━━ Provided material ━━

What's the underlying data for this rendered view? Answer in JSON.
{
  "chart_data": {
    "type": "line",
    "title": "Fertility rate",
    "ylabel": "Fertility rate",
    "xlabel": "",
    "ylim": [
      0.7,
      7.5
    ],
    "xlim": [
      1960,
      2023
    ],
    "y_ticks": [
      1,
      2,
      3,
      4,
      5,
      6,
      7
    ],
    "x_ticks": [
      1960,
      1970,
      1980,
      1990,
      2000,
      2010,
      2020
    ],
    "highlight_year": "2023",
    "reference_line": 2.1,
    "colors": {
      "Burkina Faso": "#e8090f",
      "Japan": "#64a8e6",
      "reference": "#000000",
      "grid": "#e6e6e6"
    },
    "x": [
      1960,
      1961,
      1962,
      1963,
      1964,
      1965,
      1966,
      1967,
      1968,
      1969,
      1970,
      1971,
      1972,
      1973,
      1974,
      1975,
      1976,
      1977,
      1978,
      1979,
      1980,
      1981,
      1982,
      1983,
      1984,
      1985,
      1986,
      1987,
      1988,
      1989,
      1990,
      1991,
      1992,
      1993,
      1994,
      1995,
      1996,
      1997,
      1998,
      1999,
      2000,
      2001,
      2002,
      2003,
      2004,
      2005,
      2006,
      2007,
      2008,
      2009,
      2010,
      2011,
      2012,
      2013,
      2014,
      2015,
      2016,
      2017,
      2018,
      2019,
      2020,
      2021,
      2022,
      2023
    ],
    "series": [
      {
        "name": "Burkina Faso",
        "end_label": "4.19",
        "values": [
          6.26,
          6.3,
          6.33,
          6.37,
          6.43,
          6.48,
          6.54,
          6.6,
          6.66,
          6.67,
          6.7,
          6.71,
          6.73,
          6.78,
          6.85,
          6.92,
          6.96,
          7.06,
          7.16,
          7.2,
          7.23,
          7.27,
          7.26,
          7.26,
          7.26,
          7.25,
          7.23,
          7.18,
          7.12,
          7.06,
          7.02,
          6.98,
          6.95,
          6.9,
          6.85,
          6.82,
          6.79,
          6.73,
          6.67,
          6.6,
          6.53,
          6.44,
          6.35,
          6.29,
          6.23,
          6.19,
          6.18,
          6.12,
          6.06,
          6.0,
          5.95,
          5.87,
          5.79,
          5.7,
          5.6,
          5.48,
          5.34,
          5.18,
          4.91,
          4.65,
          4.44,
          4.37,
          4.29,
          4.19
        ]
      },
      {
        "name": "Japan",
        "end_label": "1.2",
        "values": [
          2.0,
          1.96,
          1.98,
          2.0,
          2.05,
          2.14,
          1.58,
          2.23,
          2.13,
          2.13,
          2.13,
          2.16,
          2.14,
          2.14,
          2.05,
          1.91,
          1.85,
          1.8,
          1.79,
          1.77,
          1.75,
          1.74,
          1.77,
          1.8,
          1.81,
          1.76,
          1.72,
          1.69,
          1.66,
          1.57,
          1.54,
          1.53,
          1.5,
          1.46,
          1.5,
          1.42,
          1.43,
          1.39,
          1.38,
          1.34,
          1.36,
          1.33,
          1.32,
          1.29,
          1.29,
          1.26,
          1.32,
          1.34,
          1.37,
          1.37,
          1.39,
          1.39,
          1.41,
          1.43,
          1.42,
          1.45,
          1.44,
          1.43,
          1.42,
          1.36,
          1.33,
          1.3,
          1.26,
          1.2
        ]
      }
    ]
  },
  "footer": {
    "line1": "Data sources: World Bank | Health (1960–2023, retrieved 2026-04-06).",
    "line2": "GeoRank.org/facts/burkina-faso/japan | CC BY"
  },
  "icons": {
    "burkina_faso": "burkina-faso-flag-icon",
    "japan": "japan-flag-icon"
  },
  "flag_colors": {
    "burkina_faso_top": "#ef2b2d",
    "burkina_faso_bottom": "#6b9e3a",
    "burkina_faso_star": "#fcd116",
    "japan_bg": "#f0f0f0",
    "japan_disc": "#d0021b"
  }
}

━━━

_Your objective:_
Which lines include the word "Fertility"? Copy every one of them.

_Correct output:_
    "title": "Fertility rate",
    "ylabel": "Fertility rate",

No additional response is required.